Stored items
▬▬▬
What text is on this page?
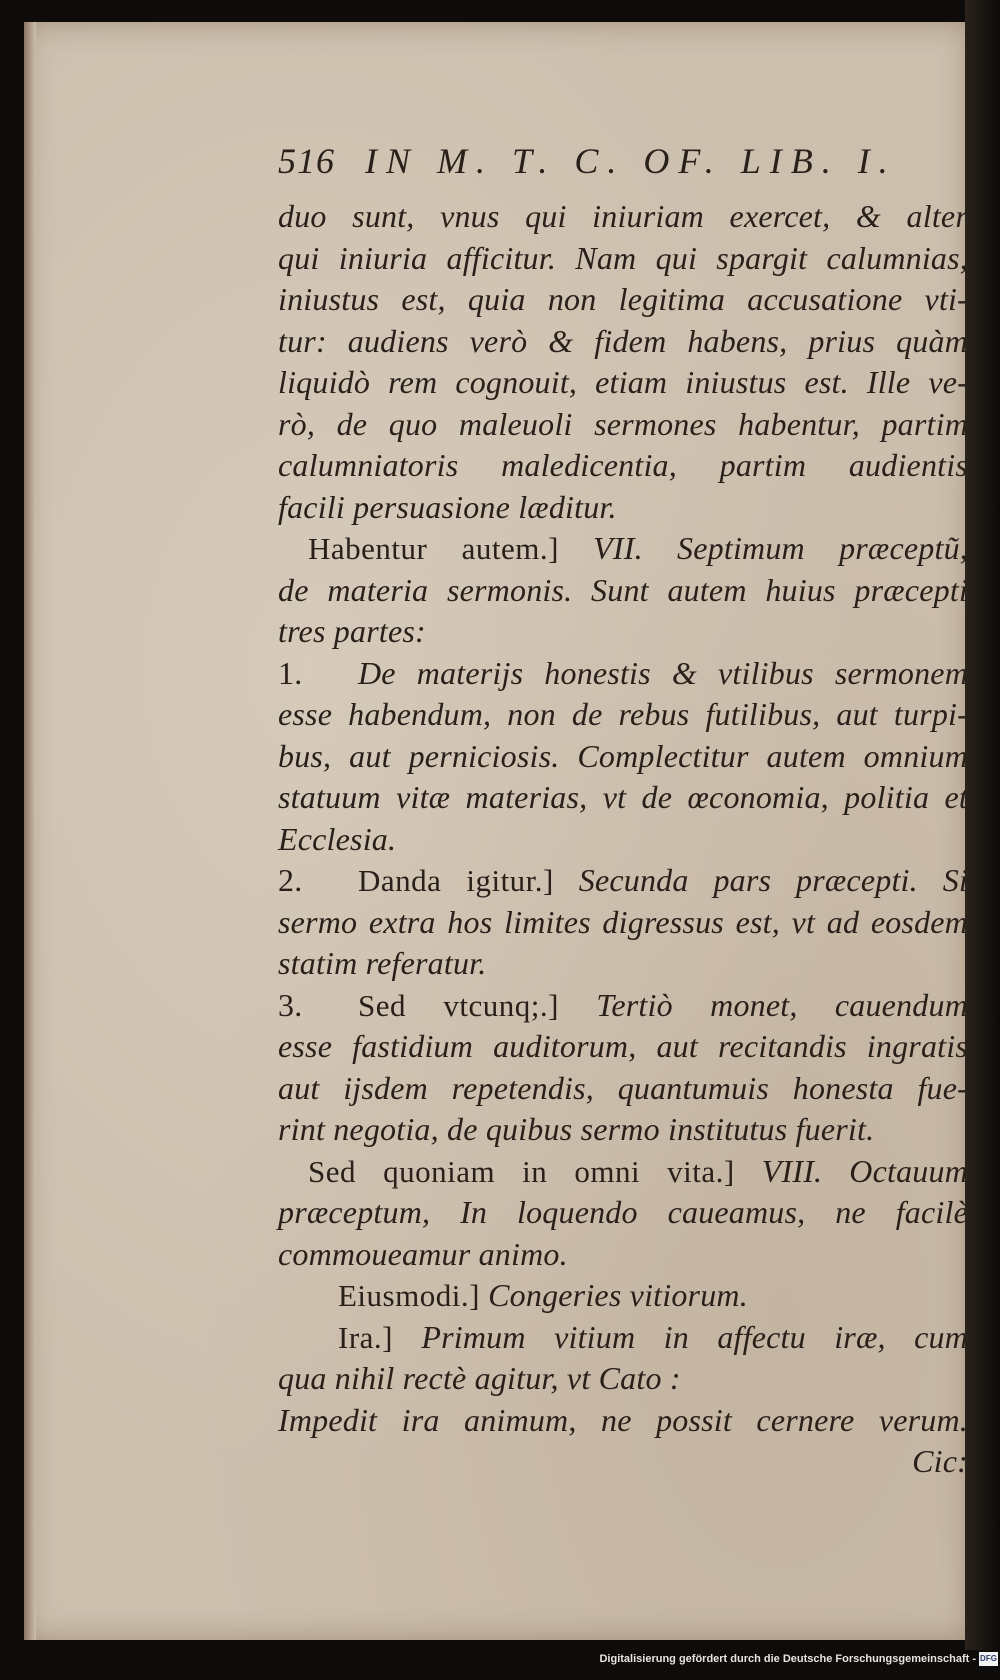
516 IN M. T. C. OF. LIB. I.
duo sunt, vnus qui iniuriam exercet, & alter
qui iniuria afficitur. Nam qui spargit calumnias,
iniustus est, quia non legitima accusatione vti-
tur: audiens verò & fidem habens, prius quàm
liquidò rem cognouit, etiam iniustus est. Ille ve-
rò, de quo maleuoli sermones habentur, partim
calumniatoris maledicentia, partim audientis
facili persuasione læditur.
Habentur autem.] VII. Septimum præceptũ,
de materia sermonis. Sunt autem huius præcepti
tres partes:
1. De materijs honestis & vtilibus sermonem
esse habendum, non de rebus futilibus, aut turpi-
bus, aut perniciosis. Complectitur autem omnium
statuum vitæ materias, vt de œconomia, politia et
Ecclesia.
2. Danda igitur.] Secunda pars præcepti. Si
sermo extra hos limites digressus est, vt ad eosdem
statim referatur.
3. Sed vtcunq;.] Tertiò monet, cauendum
esse fastidium auditorum, aut recitandis ingratis
aut ijsdem repetendis, quantumuis honesta fue-
rint negotia, de quibus sermo institutus fuerit.
Sed quoniam in omni vita.] VIII. Octauum
præceptum, In loquendo caueamus, ne facilè
commoueamur animo.
Eiusmodi.] Congeries vitiorum.
Ira.] Primum vitium in affectu iræ, cum
qua nihil rectè agitur, vt Cato :
Impedit ira animum, ne possit cernere verum.
Cic:
Digitalisierung gefördert durch die Deutsche Forschungsgemeinschaft - DFG
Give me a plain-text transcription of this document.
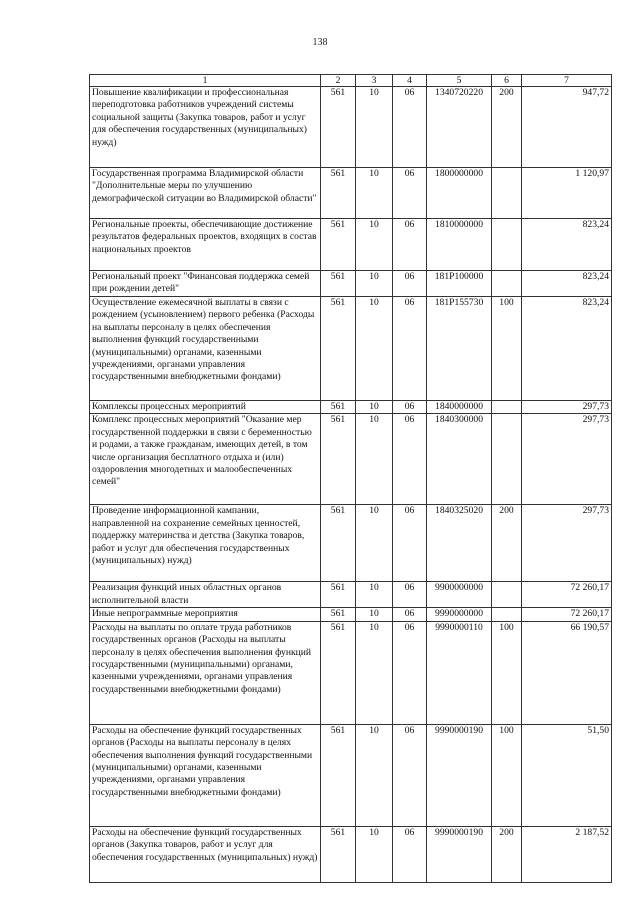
138
1	2	3	4	5	6	7
Повышение квалификации и профессиональная переподготовка работников учреждений системы социальной защиты (Закупка товаров, работ и услуг для обеспечения государственных (муниципальных) нужд)	561	10	06	1340720220	200	947,72
Государственная программа Владимирской области "Дополнительные меры по улучшению демографической ситуации во Владимирской области"	561	10	06	1800000000		1 120,97
Региональные проекты, обеспечивающие достижение результатов федеральных проектов, входящих в состав национальных проектов	561	10	06	1810000000		823,24
Региональный проект "Финансовая поддержка семей при рождении детей"	561	10	06	181Р100000		823,24
Осуществление ежемесячной выплаты в связи с рождением (усыновлением) первого ребенка (Расходы на выплаты персоналу в целях обеспечения выполнения функций государственными (муниципальными) органами, казенными учреждениями, органами управления государственными внебюджетными фондами)	561	10	06	181Р155730	100	823,24
Комплексы процессных мероприятий	561	10	06	1840000000		297,73
Комплекс процессных мероприятий "Оказание мер государственной поддержки в связи с беременностью и родами, а также гражданам, имеющих детей, в том числе организация бесплатного отдыха и (или) оздоровления многодетных и малообеспеченных семей"	561	10	06	1840300000		297,73
Проведение информационной кампании, направленной на сохранение семейных ценностей, поддержку материнства и детства (Закупка товаров, работ и услуг для обеспечения государственных (муниципальных) нужд)	561	10	06	1840325020	200	297,73
Реализация функций иных областных органов исполнительной власти	561	10	06	9900000000		72 260,17
Иные непрограммные мероприятия	561	10	06	9990000000		72 260,17
Расходы на выплаты по оплате труда работников государственных органов (Расходы на выплаты персоналу в целях обеспечения выполнения функций государственными (муниципальными) органами, казенными учреждениями, органами управления государственными внебюджетными фондами)	561	10	06	9990000110	100	66 190,57
Расходы на обеспечение функций государственных органов (Расходы на выплаты персоналу в целях обеспечения выполнения функций государственными (муниципальными) органами, казенными учреждениями, органами управления государственными внебюджетными фондами)	561	10	06	9990000190	100	51,50
Расходы на обеспечение функций государственных органов (Закупка товаров, работ и услуг для обеспечения государственных (муниципальных) нужд)	561	10	06	9990000190	200	2 187,52
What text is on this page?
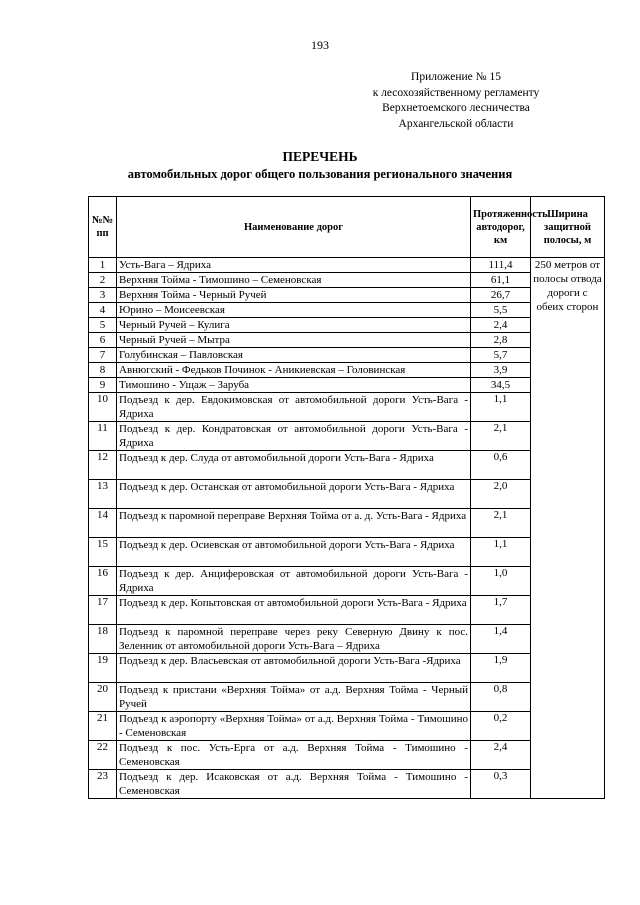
193
Приложение № 15
к лесохозяйственному регламенту
Верхнетоемского лесничества
Архангельской области
ПЕРЕЧЕНЬ
автомобильных дорог общего пользования регионального значения
№№ пп	Наименование дорог	Протяженность автодорог, км	Ширина защитной полосы, м
1	Усть-Вага – Ядриха	111,4	250 метров от полосы отвода дороги с обеих сторон
2	Верхняя Тойма - Тимошино – Семеновская	61,1	
3	Верхняя Тойма - Черный Ручей	26,7	
4	Юрино – Моисеевская	5,5	
5	Черный Ручей – Кулига	2,4	
6	Черный Ручей – Мытра	2,8	
7	Голубинская – Павловская	5,7	
8	Авнюгский - Федьков Починок - Аникиевская – Головинская	3,9	
9	Тимошино - Ущаж – Заруба	34,5	
10	Подъезд к дер. Евдокимовская от автомобильной дороги Усть-Вага - Ядриха	1,1	
11	Подъезд к дер. Кондратовская от автомобильной дороги Усть-Вага - Ядриха	2,1	
12	Подъезд к дер. Слуда от автомобильной дороги Усть-Вага - Ядриха	0,6	
13	Подъезд к дер. Останская от автомобильной дороги Усть-Вага - Ядриха	2,0	
14	Подъезд к паромной переправе Верхняя Тойма от а. д. Усть-Вага - Ядриха	2,1	
15	Подъезд к дер. Осиевская от автомобильной дороги Усть-Вага - Ядриха	1,1	
16	Подъезд к дер. Анциферовская от автомобильной дороги Усть-Вага - Ядриха	1,0	
17	Подъезд к дер. Копытовская от автомобильной дороги Усть-Вага - Ядриха	1,7	
18	Подъезд к паромной переправе через реку Северную Двину к пос. Зеленник от автомобильной дороги Усть-Вага – Ядриха	1,4	
19	Подъезд к дер. Власьевская от автомобильной дороги Усть-Вага -Ядриха	1,9	
20	Подъезд к пристани «Верхняя Тойма» от а.д. Верхняя Тойма - Черный Ручей	0,8	
21	Подъезд к аэропорту «Верхняя Тойма» от а.д. Верхняя Тойма - Тимошино - Семеновская	0,2	
22	Подъезд к пос. Усть-Ерга от а.д. Верхняя Тойма - Тимошино - Семеновская	2,4	
23	Подъезд к дер. Исаковская от а.д. Верхняя Тойма - Тимошино - Семеновская	0,3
▬▬▬
— GOAL —
Find the lines above that include the string "полосы" and copy them.

— FINISHED EXERCISE —
№№ пп	Наименование дорог	Протяженность автодорог, км	Ширина защитной полосы, м
1	Усть-Вага – Ядриха	111,4	250 метров от полосы отвода дороги с обеих сторон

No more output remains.